• **EXERCISE**
Print the listing in its entirety and exactly, leaving out images.

• **DATASET RECORDS**
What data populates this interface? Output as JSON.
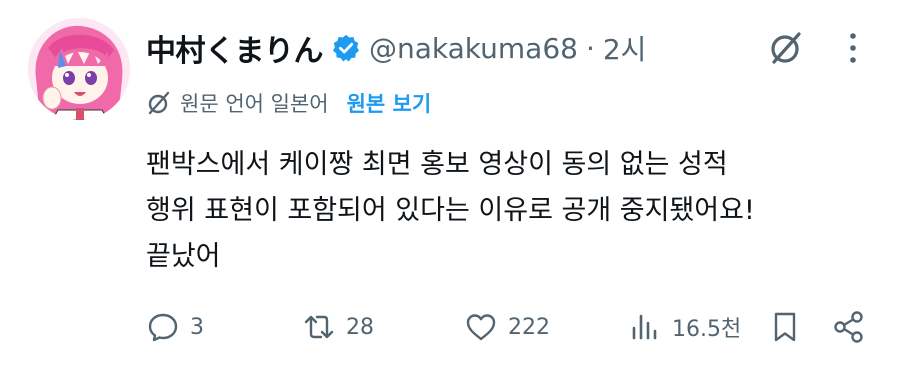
{
  "tweet": {
    "display_name": "中村くまりん",
    "handle": "@nakakuma68",
    "separator": "·",
    "time": "2시",
    "translation": {
      "source_language": "원문 언어 일본어",
      "show_original": "원본 보기"
    },
    "text_lines": [
      "팬박스에서 케이짱 최면 홍보 영상이 동의 없는 성적",
      "행위 표현이 포함되어 있다는 이유로 공개 중지됐어요!",
      "끝났어"
    ]
  },
  "actions": {
    "reply_count": "3",
    "retweet_count": "28",
    "like_count": "222",
    "views_count": "16.5천"
  },
  "colors": {
    "text": "#0f1419",
    "secondary": "#536471",
    "accent": "#1d9bf0"
  },
  "icons": [
    "grok-icon",
    "more-icon",
    "translate-icon",
    "verified-badge-icon",
    "reply-icon",
    "retweet-icon",
    "like-icon",
    "views-icon",
    "bookmark-icon",
    "share-icon"
  ]
}
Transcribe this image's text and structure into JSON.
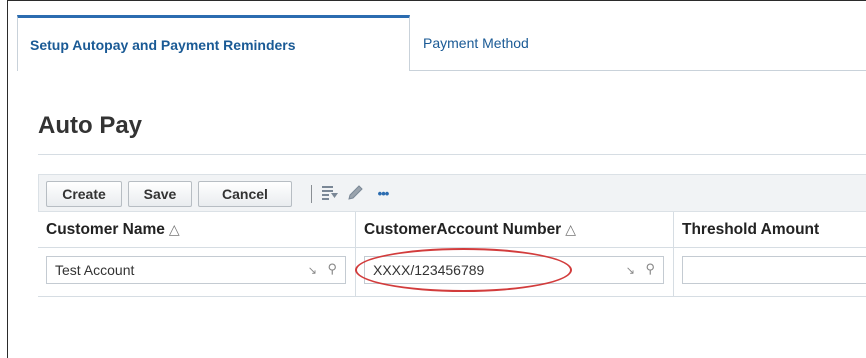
{
  "tabs": [
    {
      "label": "Setup Autopay and Payment Reminders",
      "active": true
    },
    {
      "label": "Payment Method",
      "active": false
    }
  ],
  "page_title": "Auto Pay",
  "toolbar": {
    "create_label": "Create",
    "save_label": "Save",
    "cancel_label": "Cancel",
    "more_label": "•••",
    "icons": [
      "export-icon",
      "edit-icon",
      "more-icon"
    ]
  },
  "table": {
    "columns": [
      {
        "label": "Customer Name",
        "sort_icon": "△"
      },
      {
        "label": "CustomerAccount Number",
        "sort_icon": "△"
      },
      {
        "label": "Threshold Amount"
      }
    ],
    "filter_values": [
      "Test Account",
      "XXXX/123456789",
      ""
    ]
  },
  "colors": {
    "accent": "#1a5a95",
    "highlight": "#d23c3c"
  }
}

• **WRITTEN SOLUTION**
What data populates this interface? Output as JSON.
{
  "tweet": {
    "display_name": "中村くまりん",
    "handle": "@nakakuma68",
    "separator": "·",
    "time": "2시",
    "translation": {
      "source_language": "원문 언어 일본어",
      "show_original": "원본 보기"
    },
    "text_lines": [
      "팬박스에서 케이짱 최면 홍보 영상이 동의 없는 성적",
      "행위 표현이 포함되어 있다는 이유로 공개 중지됐어요!",
      "끝났어"
    ]
  },
  "actions": {
    "reply_count": "3",
    "retweet_count": "28",
    "like_count": "222",
    "views_count": "16.5천"
  },
  "colors": {
    "text": "#0f1419",
    "secondary": "#536471",
    "accent": "#1d9bf0"
  },
  "icons": [
    "grok-icon",
    "more-icon",
    "translate-icon",
    "verified-badge-icon",
    "reply-icon",
    "retweet-icon",
    "like-icon",
    "views-icon",
    "bookmark-icon",
    "share-icon"
  ]
}
Transcribe this image's text and structure into JSON.
{
  "tabs": [
    {
      "label": "Setup Autopay and Payment Reminders",
      "active": true
    },
    {
      "label": "Payment Method",
      "active": false
    }
  ],
  "page_title": "Auto Pay",
  "toolbar": {
    "create_label": "Create",
    "save_label": "Save",
    "cancel_label": "Cancel",
    "more_label": "•••",
    "icons": [
      "export-icon",
      "edit-icon",
      "more-icon"
    ]
  },
  "table": {
    "columns": [
      {
        "label": "Customer Name",
        "sort_icon": "△"
      },
      {
        "label": "CustomerAccount Number",
        "sort_icon": "△"
      },
      {
        "label": "Threshold Amount"
      }
    ],
    "filter_values": [
      "Test Account",
      "XXXX/123456789",
      ""
    ]
  },
  "colors": {
    "accent": "#1a5a95",
    "highlight": "#d23c3c"
  }
}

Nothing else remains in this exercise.